— Short exercise —
Check each line below for the word "Windchill", and copy those that have it.

— Exercise materials —
━━━━━━━━━━━━━━━━━━━━━━━━━━━━━━
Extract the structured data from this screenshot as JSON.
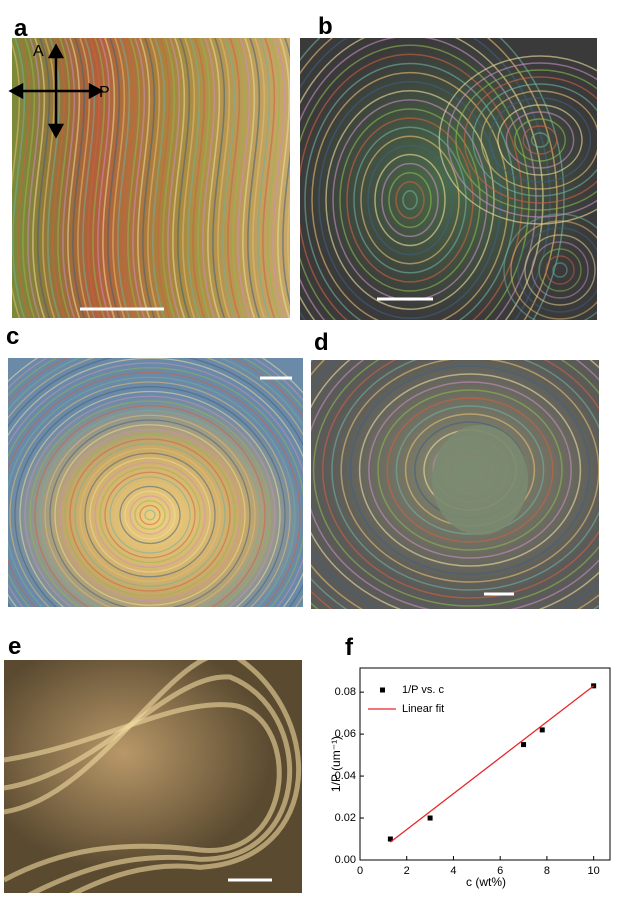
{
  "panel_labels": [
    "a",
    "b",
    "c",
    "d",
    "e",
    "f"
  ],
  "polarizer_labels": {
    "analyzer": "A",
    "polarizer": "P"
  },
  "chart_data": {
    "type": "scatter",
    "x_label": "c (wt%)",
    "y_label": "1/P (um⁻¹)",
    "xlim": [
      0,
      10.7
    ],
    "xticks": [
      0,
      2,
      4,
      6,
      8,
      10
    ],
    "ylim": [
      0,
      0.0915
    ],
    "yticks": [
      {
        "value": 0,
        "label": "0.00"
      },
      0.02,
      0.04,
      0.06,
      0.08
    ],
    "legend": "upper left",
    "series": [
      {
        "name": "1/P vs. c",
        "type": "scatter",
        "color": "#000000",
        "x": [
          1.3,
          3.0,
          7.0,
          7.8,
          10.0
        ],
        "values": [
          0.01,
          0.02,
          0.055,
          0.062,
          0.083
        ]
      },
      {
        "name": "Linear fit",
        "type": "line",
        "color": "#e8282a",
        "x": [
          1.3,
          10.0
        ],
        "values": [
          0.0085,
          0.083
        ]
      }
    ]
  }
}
━━━━━━━━━━━━━━━━━━━━━━━━━━━━━━
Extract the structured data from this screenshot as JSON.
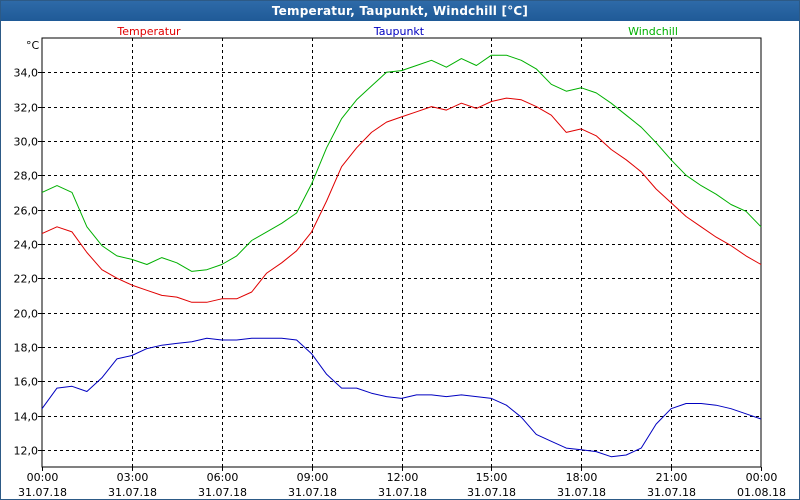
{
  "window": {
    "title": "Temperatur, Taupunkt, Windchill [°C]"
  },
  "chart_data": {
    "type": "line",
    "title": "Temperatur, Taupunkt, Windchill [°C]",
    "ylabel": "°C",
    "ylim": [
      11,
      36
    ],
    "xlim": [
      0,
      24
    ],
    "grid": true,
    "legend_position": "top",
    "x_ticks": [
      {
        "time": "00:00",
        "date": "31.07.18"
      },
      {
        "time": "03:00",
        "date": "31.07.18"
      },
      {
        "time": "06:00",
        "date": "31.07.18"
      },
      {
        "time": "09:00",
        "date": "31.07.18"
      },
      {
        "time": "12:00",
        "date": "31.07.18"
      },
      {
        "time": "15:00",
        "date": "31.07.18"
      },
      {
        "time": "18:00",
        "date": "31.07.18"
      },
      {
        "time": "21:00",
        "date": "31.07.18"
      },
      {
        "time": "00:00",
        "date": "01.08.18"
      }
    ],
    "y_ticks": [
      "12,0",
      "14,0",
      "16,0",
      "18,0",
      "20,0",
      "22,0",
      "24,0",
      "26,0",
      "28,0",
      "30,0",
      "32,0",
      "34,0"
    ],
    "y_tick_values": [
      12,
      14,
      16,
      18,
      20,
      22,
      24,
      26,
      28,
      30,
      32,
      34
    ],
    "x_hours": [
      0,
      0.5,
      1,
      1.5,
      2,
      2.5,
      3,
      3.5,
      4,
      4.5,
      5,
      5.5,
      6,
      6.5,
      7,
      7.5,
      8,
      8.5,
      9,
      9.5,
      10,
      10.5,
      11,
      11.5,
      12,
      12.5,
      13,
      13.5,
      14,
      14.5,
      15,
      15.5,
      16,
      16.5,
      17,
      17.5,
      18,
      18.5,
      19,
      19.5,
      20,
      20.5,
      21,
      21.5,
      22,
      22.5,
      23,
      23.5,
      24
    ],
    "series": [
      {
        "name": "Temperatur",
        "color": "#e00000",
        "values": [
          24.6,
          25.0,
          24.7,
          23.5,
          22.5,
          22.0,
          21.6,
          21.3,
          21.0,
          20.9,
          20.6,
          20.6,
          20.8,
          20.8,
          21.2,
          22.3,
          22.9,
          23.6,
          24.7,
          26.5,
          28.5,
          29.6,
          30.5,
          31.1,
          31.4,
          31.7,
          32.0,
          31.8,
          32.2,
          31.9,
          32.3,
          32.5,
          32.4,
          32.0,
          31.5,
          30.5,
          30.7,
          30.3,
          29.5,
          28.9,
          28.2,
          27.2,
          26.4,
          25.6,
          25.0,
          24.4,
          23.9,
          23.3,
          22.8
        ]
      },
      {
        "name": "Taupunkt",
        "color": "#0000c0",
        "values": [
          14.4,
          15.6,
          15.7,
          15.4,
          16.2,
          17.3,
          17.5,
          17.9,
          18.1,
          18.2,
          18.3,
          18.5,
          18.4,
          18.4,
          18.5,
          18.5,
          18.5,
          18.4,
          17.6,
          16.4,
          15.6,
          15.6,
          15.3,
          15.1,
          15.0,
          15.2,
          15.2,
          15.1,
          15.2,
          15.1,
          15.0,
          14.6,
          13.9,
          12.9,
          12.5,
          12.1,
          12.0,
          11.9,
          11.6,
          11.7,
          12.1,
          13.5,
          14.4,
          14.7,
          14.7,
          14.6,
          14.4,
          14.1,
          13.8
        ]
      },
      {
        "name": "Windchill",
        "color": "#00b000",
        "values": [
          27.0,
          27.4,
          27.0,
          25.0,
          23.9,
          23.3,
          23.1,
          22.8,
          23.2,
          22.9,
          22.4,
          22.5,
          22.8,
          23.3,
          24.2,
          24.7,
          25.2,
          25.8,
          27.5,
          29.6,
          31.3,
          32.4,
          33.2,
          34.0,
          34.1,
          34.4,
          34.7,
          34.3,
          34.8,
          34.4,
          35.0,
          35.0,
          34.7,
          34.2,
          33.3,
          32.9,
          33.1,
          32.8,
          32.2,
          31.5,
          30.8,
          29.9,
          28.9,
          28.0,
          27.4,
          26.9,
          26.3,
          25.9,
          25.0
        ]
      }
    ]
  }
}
━━━━━━━━━━━━━━━━━━━━━━━━━━━━━━
— The solution —
    "title": "Temperatur, Taupunkt, Windchill [°C]"
    "title": "Temperatur, Taupunkt, Windchill [°C]",
        "name": "Windchill",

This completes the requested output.